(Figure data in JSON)
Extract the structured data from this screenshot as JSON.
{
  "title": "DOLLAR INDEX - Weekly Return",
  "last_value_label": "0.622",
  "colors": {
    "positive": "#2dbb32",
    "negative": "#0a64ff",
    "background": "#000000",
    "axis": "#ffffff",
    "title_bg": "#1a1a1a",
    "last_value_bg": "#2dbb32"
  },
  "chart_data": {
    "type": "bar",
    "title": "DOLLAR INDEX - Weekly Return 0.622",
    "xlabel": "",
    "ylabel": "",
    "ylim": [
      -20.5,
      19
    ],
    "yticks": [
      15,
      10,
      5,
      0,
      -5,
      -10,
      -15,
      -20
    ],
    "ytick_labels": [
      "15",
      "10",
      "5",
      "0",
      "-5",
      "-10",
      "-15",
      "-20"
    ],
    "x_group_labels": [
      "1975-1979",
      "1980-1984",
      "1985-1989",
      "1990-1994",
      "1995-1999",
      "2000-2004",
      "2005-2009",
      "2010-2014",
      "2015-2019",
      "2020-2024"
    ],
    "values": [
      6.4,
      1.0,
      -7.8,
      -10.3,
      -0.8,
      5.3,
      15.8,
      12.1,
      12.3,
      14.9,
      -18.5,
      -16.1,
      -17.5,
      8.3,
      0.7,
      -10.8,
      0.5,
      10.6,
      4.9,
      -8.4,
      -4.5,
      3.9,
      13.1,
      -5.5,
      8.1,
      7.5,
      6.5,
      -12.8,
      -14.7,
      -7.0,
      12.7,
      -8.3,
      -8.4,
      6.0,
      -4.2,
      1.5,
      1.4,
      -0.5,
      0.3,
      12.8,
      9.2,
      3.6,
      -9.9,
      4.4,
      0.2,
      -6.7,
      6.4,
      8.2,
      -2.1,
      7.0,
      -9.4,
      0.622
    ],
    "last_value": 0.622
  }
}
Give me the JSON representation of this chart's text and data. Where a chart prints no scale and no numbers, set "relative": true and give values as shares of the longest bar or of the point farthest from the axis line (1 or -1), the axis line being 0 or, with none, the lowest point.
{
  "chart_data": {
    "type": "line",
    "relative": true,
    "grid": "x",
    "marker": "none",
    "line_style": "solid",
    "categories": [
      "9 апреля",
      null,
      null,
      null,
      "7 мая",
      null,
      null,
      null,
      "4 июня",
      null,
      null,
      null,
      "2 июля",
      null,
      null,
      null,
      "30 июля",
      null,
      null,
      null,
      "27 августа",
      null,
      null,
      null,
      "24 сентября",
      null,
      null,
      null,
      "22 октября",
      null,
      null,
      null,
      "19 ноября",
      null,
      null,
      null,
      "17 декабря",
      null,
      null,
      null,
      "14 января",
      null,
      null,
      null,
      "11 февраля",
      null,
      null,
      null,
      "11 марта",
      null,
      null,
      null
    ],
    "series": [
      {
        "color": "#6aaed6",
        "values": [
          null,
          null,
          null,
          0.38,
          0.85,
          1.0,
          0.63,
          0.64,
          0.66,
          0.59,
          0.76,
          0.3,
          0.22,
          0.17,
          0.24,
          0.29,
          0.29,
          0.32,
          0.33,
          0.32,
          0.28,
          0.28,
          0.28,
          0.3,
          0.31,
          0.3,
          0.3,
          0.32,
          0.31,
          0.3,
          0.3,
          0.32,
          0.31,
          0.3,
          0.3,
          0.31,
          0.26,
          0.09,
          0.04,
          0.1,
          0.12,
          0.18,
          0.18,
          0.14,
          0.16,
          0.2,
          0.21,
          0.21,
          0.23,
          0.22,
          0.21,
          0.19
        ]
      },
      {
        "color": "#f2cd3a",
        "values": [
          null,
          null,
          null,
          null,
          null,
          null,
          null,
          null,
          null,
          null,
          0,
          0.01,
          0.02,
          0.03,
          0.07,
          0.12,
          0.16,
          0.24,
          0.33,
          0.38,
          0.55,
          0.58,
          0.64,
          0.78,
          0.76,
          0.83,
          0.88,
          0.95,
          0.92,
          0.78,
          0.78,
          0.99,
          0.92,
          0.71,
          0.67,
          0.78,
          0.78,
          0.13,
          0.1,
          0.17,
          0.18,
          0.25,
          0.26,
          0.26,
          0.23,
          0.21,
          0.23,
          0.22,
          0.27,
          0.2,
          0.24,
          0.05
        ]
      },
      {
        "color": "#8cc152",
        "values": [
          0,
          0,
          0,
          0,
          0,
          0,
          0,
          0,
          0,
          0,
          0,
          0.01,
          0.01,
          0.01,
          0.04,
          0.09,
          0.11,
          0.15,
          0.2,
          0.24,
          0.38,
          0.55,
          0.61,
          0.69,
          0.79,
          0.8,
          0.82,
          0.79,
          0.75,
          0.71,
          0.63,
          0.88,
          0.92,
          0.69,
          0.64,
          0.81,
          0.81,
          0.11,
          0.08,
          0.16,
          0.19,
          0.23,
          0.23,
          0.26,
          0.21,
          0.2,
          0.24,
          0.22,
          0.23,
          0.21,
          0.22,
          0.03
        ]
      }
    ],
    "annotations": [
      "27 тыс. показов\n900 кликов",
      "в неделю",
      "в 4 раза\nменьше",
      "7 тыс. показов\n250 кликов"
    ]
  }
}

EXERCISE PROMPT: Above are some records; extract every one of them exactly.

ANSWER IN FULL:
Extract the structured data from this screenshot as JSON.
{
  "title": "DOLLAR INDEX - Weekly Return",
  "last_value_label": "0.622",
  "colors": {
    "positive": "#2dbb32",
    "negative": "#0a64ff",
    "background": "#000000",
    "axis": "#ffffff",
    "title_bg": "#1a1a1a",
    "last_value_bg": "#2dbb32"
  },
  "chart_data": {
    "type": "bar",
    "title": "DOLLAR INDEX - Weekly Return 0.622",
    "xlabel": "",
    "ylabel": "",
    "ylim": [
      -20.5,
      19
    ],
    "yticks": [
      15,
      10,
      5,
      0,
      -5,
      -10,
      -15,
      -20
    ],
    "ytick_labels": [
      "15",
      "10",
      "5",
      "0",
      "-5",
      "-10",
      "-15",
      "-20"
    ],
    "x_group_labels": [
      "1975-1979",
      "1980-1984",
      "1985-1989",
      "1990-1994",
      "1995-1999",
      "2000-2004",
      "2005-2009",
      "2010-2014",
      "2015-2019",
      "2020-2024"
    ],
    "values": [
      6.4,
      1.0,
      -7.8,
      -10.3,
      -0.8,
      5.3,
      15.8,
      12.1,
      12.3,
      14.9,
      -18.5,
      -16.1,
      -17.5,
      8.3,
      0.7,
      -10.8,
      0.5,
      10.6,
      4.9,
      -8.4,
      -4.5,
      3.9,
      13.1,
      -5.5,
      8.1,
      7.5,
      6.5,
      -12.8,
      -14.7,
      -7.0,
      12.7,
      -8.3,
      -8.4,
      6.0,
      -4.2,
      1.5,
      1.4,
      -0.5,
      0.3,
      12.8,
      9.2,
      3.6,
      -9.9,
      4.4,
      0.2,
      -6.7,
      6.4,
      8.2,
      -2.1,
      7.0,
      -9.4,
      0.622
    ],
    "last_value": 0.622
  }
}
Give me the JSON representation of this chart's text and data. Where a chart prints no scale and no numbers, set "relative": true and give values as shares of the longest bar or of the point farthest from the axis line (1 or -1), the axis line being 0 or, with none, the lowest point.
{
  "chart_data": {
    "type": "line",
    "relative": true,
    "grid": "x",
    "marker": "none",
    "line_style": "solid",
    "categories": [
      "9 апреля",
      null,
      null,
      null,
      "7 мая",
      null,
      null,
      null,
      "4 июня",
      null,
      null,
      null,
      "2 июля",
      null,
      null,
      null,
      "30 июля",
      null,
      null,
      null,
      "27 августа",
      null,
      null,
      null,
      "24 сентября",
      null,
      null,
      null,
      "22 октября",
      null,
      null,
      null,
      "19 ноября",
      null,
      null,
      null,
      "17 декабря",
      null,
      null,
      null,
      "14 января",
      null,
      null,
      null,
      "11 февраля",
      null,
      null,
      null,
      "11 марта",
      null,
      null,
      null
    ],
    "series": [
      {
        "color": "#6aaed6",
        "values": [
          null,
          null,
          null,
          0.38,
          0.85,
          1.0,
          0.63,
          0.64,
          0.66,
          0.59,
          0.76,
          0.3,
          0.22,
          0.17,
          0.24,
          0.29,
          0.29,
          0.32,
          0.33,
          0.32,
          0.28,
          0.28,
          0.28,
          0.3,
          0.31,
          0.3,
          0.3,
          0.32,
          0.31,
          0.3,
          0.3,
          0.32,
          0.31,
          0.3,
          0.3,
          0.31,
          0.26,
          0.09,
          0.04,
          0.1,
          0.12,
          0.18,
          0.18,
          0.14,
          0.16,
          0.2,
          0.21,
          0.21,
          0.23,
          0.22,
          0.21,
          0.19
        ]
      },
      {
        "color": "#f2cd3a",
        "values": [
          null,
          null,
          null,
          null,
          null,
          null,
          null,
          null,
          null,
          null,
          0,
          0.01,
          0.02,
          0.03,
          0.07,
          0.12,
          0.16,
          0.24,
          0.33,
          0.38,
          0.55,
          0.58,
          0.64,
          0.78,
          0.76,
          0.83,
          0.88,
          0.95,
          0.92,
          0.78,
          0.78,
          0.99,
          0.92,
          0.71,
          0.67,
          0.78,
          0.78,
          0.13,
          0.1,
          0.17,
          0.18,
          0.25,
          0.26,
          0.26,
          0.23,
          0.21,
          0.23,
          0.22,
          0.27,
          0.2,
          0.24,
          0.05
        ]
      },
      {
        "color": "#8cc152",
        "values": [
          0,
          0,
          0,
          0,
          0,
          0,
          0,
          0,
          0,
          0,
          0,
          0.01,
          0.01,
          0.01,
          0.04,
          0.09,
          0.11,
          0.15,
          0.2,
          0.24,
          0.38,
          0.55,
          0.61,
          0.69,
          0.79,
          0.8,
          0.82,
          0.79,
          0.75,
          0.71,
          0.63,
          0.88,
          0.92,
          0.69,
          0.64,
          0.81,
          0.81,
          0.11,
          0.08,
          0.16,
          0.19,
          0.23,
          0.23,
          0.26,
          0.21,
          0.2,
          0.24,
          0.22,
          0.23,
          0.21,
          0.22,
          0.03
        ]
      }
    ],
    "annotations": [
      "27 тыс. показов\n900 кликов",
      "в неделю",
      "в 4 раза\nменьше",
      "7 тыс. показов\n250 кликов"
    ]
  }
}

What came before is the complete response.